• TASK INSTRUCTIONS
Repeat every record below exactly as written.

Chart and figure data
▼
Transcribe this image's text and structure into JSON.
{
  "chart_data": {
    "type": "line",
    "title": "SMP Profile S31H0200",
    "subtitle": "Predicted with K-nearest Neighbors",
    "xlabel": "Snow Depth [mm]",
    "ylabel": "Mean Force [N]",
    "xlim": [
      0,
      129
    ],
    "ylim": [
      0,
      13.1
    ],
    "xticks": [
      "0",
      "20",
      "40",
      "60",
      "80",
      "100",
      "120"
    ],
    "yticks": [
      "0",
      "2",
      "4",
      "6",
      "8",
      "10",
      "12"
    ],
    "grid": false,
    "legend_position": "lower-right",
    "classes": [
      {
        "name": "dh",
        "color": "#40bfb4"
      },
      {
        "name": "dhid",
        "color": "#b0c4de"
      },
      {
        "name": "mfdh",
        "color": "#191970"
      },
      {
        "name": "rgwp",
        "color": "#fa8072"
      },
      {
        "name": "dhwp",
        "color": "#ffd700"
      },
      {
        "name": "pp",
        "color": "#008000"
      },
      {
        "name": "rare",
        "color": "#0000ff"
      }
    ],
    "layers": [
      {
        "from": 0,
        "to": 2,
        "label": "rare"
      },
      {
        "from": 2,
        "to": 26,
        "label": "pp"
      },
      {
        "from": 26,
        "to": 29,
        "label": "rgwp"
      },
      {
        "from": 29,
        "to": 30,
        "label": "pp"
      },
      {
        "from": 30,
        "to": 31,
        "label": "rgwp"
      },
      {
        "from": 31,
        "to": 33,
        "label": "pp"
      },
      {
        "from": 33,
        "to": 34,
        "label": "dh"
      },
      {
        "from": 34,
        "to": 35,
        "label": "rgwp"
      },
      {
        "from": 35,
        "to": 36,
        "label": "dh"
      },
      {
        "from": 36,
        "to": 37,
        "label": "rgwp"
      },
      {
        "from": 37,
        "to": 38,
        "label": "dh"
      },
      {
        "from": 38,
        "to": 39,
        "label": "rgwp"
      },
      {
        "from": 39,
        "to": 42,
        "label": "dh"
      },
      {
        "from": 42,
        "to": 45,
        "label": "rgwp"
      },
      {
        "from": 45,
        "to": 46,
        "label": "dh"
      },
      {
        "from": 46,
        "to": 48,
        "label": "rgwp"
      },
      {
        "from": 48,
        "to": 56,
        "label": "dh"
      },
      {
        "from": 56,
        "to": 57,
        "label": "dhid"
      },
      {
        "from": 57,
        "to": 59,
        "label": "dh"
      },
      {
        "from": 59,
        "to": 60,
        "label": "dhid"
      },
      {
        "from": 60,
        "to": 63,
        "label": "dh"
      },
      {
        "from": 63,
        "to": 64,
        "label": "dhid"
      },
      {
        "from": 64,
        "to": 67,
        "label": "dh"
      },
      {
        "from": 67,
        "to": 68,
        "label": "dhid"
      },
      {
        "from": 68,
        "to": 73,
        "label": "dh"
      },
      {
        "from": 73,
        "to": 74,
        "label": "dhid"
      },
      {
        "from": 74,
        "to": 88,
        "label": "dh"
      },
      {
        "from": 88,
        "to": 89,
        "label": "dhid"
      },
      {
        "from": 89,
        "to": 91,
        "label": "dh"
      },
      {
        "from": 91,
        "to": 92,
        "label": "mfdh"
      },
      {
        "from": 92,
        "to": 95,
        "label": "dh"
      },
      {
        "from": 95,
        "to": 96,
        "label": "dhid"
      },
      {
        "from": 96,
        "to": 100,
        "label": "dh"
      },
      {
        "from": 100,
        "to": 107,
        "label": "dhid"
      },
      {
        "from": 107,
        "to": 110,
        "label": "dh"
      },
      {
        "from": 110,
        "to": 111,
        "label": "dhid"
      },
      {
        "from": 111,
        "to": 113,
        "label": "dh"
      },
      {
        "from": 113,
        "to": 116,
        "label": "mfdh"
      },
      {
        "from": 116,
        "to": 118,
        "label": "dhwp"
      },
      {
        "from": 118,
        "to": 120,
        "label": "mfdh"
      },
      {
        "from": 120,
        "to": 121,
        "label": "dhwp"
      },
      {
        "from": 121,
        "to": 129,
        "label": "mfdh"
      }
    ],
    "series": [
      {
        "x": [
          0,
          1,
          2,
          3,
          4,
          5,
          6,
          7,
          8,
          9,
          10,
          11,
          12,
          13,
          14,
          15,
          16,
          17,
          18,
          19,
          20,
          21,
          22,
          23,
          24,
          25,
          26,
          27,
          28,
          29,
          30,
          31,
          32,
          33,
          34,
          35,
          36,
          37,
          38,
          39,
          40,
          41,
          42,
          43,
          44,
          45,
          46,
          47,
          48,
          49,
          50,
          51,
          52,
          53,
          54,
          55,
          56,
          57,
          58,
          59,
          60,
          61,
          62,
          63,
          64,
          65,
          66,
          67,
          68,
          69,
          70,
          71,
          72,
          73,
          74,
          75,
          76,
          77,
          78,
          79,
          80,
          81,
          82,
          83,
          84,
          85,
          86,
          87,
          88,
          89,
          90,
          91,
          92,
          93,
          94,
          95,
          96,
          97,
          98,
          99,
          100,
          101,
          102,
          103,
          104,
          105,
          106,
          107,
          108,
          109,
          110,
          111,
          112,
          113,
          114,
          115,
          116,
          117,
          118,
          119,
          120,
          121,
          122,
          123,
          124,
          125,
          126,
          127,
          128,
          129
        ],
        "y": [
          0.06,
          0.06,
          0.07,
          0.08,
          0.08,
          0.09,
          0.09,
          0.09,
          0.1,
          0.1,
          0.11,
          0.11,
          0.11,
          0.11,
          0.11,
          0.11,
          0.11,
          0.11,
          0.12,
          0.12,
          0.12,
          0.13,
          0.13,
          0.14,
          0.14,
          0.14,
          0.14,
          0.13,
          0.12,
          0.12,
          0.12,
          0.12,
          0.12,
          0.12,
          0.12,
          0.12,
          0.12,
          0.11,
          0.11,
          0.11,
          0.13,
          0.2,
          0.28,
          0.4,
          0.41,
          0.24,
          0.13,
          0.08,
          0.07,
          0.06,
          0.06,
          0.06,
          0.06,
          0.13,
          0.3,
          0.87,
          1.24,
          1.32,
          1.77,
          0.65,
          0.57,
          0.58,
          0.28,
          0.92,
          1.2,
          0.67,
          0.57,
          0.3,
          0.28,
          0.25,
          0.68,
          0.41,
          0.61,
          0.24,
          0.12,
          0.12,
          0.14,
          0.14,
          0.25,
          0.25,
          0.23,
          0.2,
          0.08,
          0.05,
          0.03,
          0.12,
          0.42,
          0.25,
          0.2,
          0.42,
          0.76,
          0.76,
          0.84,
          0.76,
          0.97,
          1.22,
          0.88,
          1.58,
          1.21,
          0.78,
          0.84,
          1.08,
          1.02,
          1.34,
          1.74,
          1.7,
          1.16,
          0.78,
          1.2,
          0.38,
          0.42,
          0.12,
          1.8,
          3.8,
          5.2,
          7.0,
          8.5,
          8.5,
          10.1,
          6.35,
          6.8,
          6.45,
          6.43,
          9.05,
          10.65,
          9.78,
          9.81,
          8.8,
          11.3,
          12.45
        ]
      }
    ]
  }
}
▲
• WRITTEN RESPONSE
Transcribe this image's text and structure into JSON.
{
  "chart_data": {
    "type": "line",
    "title": "SMP Profile S31H0200",
    "subtitle": "Predicted with K-nearest Neighbors",
    "xlabel": "Snow Depth [mm]",
    "ylabel": "Mean Force [N]",
    "xlim": [
      0,
      129
    ],
    "ylim": [
      0,
      13.1
    ],
    "xticks": [
      "0",
      "20",
      "40",
      "60",
      "80",
      "100",
      "120"
    ],
    "yticks": [
      "0",
      "2",
      "4",
      "6",
      "8",
      "10",
      "12"
    ],
    "grid": false,
    "legend_position": "lower-right",
    "classes": [
      {
        "name": "dh",
        "color": "#40bfb4"
      },
      {
        "name": "dhid",
        "color": "#b0c4de"
      },
      {
        "name": "mfdh",
        "color": "#191970"
      },
      {
        "name": "rgwp",
        "color": "#fa8072"
      },
      {
        "name": "dhwp",
        "color": "#ffd700"
      },
      {
        "name": "pp",
        "color": "#008000"
      },
      {
        "name": "rare",
        "color": "#0000ff"
      }
    ],
    "layers": [
      {
        "from": 0,
        "to": 2,
        "label": "rare"
      },
      {
        "from": 2,
        "to": 26,
        "label": "pp"
      },
      {
        "from": 26,
        "to": 29,
        "label": "rgwp"
      },
      {
        "from": 29,
        "to": 30,
        "label": "pp"
      },
      {
        "from": 30,
        "to": 31,
        "label": "rgwp"
      },
      {
        "from": 31,
        "to": 33,
        "label": "pp"
      },
      {
        "from": 33,
        "to": 34,
        "label": "dh"
      },
      {
        "from": 34,
        "to": 35,
        "label": "rgwp"
      },
      {
        "from": 35,
        "to": 36,
        "label": "dh"
      },
      {
        "from": 36,
        "to": 37,
        "label": "rgwp"
      },
      {
        "from": 37,
        "to": 38,
        "label": "dh"
      },
      {
        "from": 38,
        "to": 39,
        "label": "rgwp"
      },
      {
        "from": 39,
        "to": 42,
        "label": "dh"
      },
      {
        "from": 42,
        "to": 45,
        "label": "rgwp"
      },
      {
        "from": 45,
        "to": 46,
        "label": "dh"
      },
      {
        "from": 46,
        "to": 48,
        "label": "rgwp"
      },
      {
        "from": 48,
        "to": 56,
        "label": "dh"
      },
      {
        "from": 56,
        "to": 57,
        "label": "dhid"
      },
      {
        "from": 57,
        "to": 59,
        "label": "dh"
      },
      {
        "from": 59,
        "to": 60,
        "label": "dhid"
      },
      {
        "from": 60,
        "to": 63,
        "label": "dh"
      },
      {
        "from": 63,
        "to": 64,
        "label": "dhid"
      },
      {
        "from": 64,
        "to": 67,
        "label": "dh"
      },
      {
        "from": 67,
        "to": 68,
        "label": "dhid"
      },
      {
        "from": 68,
        "to": 73,
        "label": "dh"
      },
      {
        "from": 73,
        "to": 74,
        "label": "dhid"
      },
      {
        "from": 74,
        "to": 88,
        "label": "dh"
      },
      {
        "from": 88,
        "to": 89,
        "label": "dhid"
      },
      {
        "from": 89,
        "to": 91,
        "label": "dh"
      },
      {
        "from": 91,
        "to": 92,
        "label": "mfdh"
      },
      {
        "from": 92,
        "to": 95,
        "label": "dh"
      },
      {
        "from": 95,
        "to": 96,
        "label": "dhid"
      },
      {
        "from": 96,
        "to": 100,
        "label": "dh"
      },
      {
        "from": 100,
        "to": 107,
        "label": "dhid"
      },
      {
        "from": 107,
        "to": 110,
        "label": "dh"
      },
      {
        "from": 110,
        "to": 111,
        "label": "dhid"
      },
      {
        "from": 111,
        "to": 113,
        "label": "dh"
      },
      {
        "from": 113,
        "to": 116,
        "label": "mfdh"
      },
      {
        "from": 116,
        "to": 118,
        "label": "dhwp"
      },
      {
        "from": 118,
        "to": 120,
        "label": "mfdh"
      },
      {
        "from": 120,
        "to": 121,
        "label": "dhwp"
      },
      {
        "from": 121,
        "to": 129,
        "label": "mfdh"
      }
    ],
    "series": [
      {
        "x": [
          0,
          1,
          2,
          3,
          4,
          5,
          6,
          7,
          8,
          9,
          10,
          11,
          12,
          13,
          14,
          15,
          16,
          17,
          18,
          19,
          20,
          21,
          22,
          23,
          24,
          25,
          26,
          27,
          28,
          29,
          30,
          31,
          32,
          33,
          34,
          35,
          36,
          37,
          38,
          39,
          40,
          41,
          42,
          43,
          44,
          45,
          46,
          47,
          48,
          49,
          50,
          51,
          52,
          53,
          54,
          55,
          56,
          57,
          58,
          59,
          60,
          61,
          62,
          63,
          64,
          65,
          66,
          67,
          68,
          69,
          70,
          71,
          72,
          73,
          74,
          75,
          76,
          77,
          78,
          79,
          80,
          81,
          82,
          83,
          84,
          85,
          86,
          87,
          88,
          89,
          90,
          91,
          92,
          93,
          94,
          95,
          96,
          97,
          98,
          99,
          100,
          101,
          102,
          103,
          104,
          105,
          106,
          107,
          108,
          109,
          110,
          111,
          112,
          113,
          114,
          115,
          116,
          117,
          118,
          119,
          120,
          121,
          122,
          123,
          124,
          125,
          126,
          127,
          128,
          129
        ],
        "y": [
          0.06,
          0.06,
          0.07,
          0.08,
          0.08,
          0.09,
          0.09,
          0.09,
          0.1,
          0.1,
          0.11,
          0.11,
          0.11,
          0.11,
          0.11,
          0.11,
          0.11,
          0.11,
          0.12,
          0.12,
          0.12,
          0.13,
          0.13,
          0.14,
          0.14,
          0.14,
          0.14,
          0.13,
          0.12,
          0.12,
          0.12,
          0.12,
          0.12,
          0.12,
          0.12,
          0.12,
          0.12,
          0.11,
          0.11,
          0.11,
          0.13,
          0.2,
          0.28,
          0.4,
          0.41,
          0.24,
          0.13,
          0.08,
          0.07,
          0.06,
          0.06,
          0.06,
          0.06,
          0.13,
          0.3,
          0.87,
          1.24,
          1.32,
          1.77,
          0.65,
          0.57,
          0.58,
          0.28,
          0.92,
          1.2,
          0.67,
          0.57,
          0.3,
          0.28,
          0.25,
          0.68,
          0.41,
          0.61,
          0.24,
          0.12,
          0.12,
          0.14,
          0.14,
          0.25,
          0.25,
          0.23,
          0.2,
          0.08,
          0.05,
          0.03,
          0.12,
          0.42,
          0.25,
          0.2,
          0.42,
          0.76,
          0.76,
          0.84,
          0.76,
          0.97,
          1.22,
          0.88,
          1.58,
          1.21,
          0.78,
          0.84,
          1.08,
          1.02,
          1.34,
          1.74,
          1.7,
          1.16,
          0.78,
          1.2,
          0.38,
          0.42,
          0.12,
          1.8,
          3.8,
          5.2,
          7.0,
          8.5,
          8.5,
          10.1,
          6.35,
          6.8,
          6.45,
          6.43,
          9.05,
          10.65,
          9.78,
          9.81,
          8.8,
          11.3,
          12.45
        ]
      }
    ]
  }
}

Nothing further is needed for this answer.